--- The data Enclosed Below ---
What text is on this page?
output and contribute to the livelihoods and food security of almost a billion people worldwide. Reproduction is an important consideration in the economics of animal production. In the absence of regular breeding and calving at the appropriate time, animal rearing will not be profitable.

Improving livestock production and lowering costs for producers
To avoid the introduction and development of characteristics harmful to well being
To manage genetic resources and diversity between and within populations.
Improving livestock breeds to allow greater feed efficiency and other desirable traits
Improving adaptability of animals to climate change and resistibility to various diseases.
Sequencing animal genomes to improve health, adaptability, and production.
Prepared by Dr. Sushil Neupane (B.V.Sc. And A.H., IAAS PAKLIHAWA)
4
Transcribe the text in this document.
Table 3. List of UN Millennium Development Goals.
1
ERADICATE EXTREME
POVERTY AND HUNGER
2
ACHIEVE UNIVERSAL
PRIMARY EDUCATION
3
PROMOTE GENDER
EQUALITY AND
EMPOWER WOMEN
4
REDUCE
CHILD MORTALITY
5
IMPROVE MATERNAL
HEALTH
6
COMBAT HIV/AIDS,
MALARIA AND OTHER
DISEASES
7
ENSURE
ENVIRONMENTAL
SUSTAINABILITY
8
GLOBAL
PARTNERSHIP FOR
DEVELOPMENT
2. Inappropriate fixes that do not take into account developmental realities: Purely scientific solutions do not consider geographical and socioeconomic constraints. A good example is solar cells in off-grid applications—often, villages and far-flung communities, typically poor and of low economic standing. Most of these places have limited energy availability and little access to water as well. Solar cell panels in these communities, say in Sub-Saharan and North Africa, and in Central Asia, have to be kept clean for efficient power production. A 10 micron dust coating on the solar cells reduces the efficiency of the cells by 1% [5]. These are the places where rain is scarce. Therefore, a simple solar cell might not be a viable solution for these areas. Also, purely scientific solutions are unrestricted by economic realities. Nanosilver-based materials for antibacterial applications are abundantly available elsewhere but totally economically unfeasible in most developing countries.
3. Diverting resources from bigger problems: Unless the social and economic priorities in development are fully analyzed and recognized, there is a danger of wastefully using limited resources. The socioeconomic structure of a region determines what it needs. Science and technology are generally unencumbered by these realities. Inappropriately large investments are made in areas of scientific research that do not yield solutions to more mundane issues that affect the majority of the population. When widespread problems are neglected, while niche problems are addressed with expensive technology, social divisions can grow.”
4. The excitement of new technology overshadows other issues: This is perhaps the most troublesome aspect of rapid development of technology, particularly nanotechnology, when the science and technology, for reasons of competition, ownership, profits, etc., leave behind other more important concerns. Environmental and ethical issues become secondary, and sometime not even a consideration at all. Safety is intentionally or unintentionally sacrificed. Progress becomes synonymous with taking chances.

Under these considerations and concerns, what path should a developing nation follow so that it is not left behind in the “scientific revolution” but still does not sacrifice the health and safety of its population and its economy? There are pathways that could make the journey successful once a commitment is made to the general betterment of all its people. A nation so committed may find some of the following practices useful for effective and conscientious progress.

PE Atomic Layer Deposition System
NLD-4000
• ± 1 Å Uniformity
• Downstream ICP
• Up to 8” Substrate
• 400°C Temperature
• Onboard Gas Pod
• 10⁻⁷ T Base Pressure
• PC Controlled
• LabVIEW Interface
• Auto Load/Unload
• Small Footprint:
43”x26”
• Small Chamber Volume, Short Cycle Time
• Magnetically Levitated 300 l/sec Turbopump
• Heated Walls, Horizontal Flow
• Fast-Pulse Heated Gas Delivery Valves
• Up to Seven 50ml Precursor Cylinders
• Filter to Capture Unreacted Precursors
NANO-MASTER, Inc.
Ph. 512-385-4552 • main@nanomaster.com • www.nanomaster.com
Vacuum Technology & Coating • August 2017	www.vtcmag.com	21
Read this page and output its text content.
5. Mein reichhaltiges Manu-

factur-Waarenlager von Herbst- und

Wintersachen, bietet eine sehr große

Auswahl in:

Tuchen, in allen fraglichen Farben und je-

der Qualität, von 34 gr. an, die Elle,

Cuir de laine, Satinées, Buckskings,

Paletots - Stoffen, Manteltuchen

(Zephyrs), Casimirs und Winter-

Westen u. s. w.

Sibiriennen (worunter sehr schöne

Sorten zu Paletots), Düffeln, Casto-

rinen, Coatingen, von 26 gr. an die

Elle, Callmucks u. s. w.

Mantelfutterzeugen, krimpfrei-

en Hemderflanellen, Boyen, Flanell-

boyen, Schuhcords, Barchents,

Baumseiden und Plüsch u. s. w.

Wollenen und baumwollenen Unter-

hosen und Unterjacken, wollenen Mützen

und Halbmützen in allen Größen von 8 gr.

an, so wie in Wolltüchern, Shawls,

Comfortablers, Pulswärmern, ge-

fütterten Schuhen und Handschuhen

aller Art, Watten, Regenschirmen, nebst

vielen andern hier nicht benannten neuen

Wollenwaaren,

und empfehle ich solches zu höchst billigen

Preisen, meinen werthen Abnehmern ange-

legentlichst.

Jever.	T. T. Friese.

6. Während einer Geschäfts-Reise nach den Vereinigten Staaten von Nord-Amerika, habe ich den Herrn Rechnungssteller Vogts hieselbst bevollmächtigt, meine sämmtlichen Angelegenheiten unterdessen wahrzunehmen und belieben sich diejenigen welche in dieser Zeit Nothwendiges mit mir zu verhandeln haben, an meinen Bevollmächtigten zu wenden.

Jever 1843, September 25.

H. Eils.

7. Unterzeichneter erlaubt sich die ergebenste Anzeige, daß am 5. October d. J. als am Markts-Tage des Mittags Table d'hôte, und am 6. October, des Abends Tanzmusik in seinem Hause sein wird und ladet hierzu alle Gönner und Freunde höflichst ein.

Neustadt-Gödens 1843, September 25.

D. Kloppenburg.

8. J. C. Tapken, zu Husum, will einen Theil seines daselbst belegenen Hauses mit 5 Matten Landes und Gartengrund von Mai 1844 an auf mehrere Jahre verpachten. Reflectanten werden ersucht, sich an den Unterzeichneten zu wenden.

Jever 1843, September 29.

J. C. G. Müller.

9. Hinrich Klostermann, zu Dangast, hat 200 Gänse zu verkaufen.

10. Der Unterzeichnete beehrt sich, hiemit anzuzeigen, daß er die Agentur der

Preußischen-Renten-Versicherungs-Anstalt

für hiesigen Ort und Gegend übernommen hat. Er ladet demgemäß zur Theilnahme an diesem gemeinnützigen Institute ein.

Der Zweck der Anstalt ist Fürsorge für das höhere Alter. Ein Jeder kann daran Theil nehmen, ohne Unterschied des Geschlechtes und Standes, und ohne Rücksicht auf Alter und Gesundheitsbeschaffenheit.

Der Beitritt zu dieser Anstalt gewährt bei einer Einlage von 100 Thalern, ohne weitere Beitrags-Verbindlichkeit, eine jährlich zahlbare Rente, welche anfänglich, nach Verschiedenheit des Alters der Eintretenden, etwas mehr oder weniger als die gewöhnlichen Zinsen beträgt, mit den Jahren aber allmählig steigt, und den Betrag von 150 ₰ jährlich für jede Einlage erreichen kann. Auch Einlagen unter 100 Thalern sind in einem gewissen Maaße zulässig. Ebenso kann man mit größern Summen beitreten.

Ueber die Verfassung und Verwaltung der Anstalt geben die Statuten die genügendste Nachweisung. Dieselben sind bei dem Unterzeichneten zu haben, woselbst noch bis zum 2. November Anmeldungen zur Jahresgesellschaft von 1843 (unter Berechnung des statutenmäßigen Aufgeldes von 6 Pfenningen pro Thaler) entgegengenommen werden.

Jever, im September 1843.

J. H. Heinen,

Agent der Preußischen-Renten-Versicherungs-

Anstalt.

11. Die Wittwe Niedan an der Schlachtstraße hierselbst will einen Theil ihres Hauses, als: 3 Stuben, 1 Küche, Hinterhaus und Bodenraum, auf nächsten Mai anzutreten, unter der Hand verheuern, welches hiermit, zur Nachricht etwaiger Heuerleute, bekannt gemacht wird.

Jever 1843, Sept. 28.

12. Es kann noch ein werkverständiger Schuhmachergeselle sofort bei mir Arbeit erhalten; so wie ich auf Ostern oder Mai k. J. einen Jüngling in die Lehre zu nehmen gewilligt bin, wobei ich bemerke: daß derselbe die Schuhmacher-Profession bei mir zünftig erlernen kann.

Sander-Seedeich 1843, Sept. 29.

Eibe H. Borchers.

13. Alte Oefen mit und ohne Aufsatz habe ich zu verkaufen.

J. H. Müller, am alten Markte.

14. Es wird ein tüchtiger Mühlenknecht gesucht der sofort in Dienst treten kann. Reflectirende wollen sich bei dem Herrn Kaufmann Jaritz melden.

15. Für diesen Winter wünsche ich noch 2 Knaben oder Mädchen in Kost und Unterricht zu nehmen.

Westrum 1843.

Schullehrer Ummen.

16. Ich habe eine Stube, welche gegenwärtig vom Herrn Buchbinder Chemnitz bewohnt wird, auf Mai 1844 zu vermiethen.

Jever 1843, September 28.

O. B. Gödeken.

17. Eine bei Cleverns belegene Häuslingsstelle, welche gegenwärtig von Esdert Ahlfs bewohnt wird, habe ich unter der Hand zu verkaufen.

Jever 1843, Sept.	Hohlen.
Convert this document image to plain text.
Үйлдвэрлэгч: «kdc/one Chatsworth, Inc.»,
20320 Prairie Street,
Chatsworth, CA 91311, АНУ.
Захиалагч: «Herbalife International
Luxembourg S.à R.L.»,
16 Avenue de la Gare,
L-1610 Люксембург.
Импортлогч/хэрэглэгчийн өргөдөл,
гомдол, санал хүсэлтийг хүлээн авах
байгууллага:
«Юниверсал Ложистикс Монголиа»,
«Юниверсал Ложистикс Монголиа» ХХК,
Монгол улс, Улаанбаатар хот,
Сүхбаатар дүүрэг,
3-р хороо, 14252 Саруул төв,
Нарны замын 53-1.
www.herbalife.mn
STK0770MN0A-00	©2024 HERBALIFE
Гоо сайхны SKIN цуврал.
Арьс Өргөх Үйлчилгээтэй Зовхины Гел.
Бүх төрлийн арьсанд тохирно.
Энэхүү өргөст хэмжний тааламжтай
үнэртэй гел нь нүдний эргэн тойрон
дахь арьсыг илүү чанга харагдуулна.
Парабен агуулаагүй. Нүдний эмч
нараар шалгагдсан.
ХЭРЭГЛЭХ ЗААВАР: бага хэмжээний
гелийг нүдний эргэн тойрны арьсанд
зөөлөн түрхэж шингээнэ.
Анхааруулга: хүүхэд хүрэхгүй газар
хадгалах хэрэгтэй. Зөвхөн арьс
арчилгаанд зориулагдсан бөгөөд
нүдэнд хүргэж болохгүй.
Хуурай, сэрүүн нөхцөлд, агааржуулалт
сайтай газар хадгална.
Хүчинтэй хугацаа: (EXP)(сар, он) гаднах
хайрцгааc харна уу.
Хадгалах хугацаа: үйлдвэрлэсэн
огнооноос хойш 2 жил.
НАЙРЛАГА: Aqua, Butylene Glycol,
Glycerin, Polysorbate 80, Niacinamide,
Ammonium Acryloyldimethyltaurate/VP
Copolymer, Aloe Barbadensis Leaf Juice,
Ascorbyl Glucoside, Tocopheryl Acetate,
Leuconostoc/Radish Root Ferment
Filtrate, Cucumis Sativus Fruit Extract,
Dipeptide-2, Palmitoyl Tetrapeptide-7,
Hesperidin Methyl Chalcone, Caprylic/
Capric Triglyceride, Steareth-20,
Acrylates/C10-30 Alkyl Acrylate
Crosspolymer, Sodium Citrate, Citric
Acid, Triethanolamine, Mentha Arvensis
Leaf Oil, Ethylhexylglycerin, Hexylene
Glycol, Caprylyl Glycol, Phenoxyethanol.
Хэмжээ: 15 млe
--- End of Enclosed The data ---
* [Your goal]: Search the entries for "Small" and copy out each line that has it.

* [Answer section]:
• Small Footprint:
• Small Chamber Volume, Short Cycle Time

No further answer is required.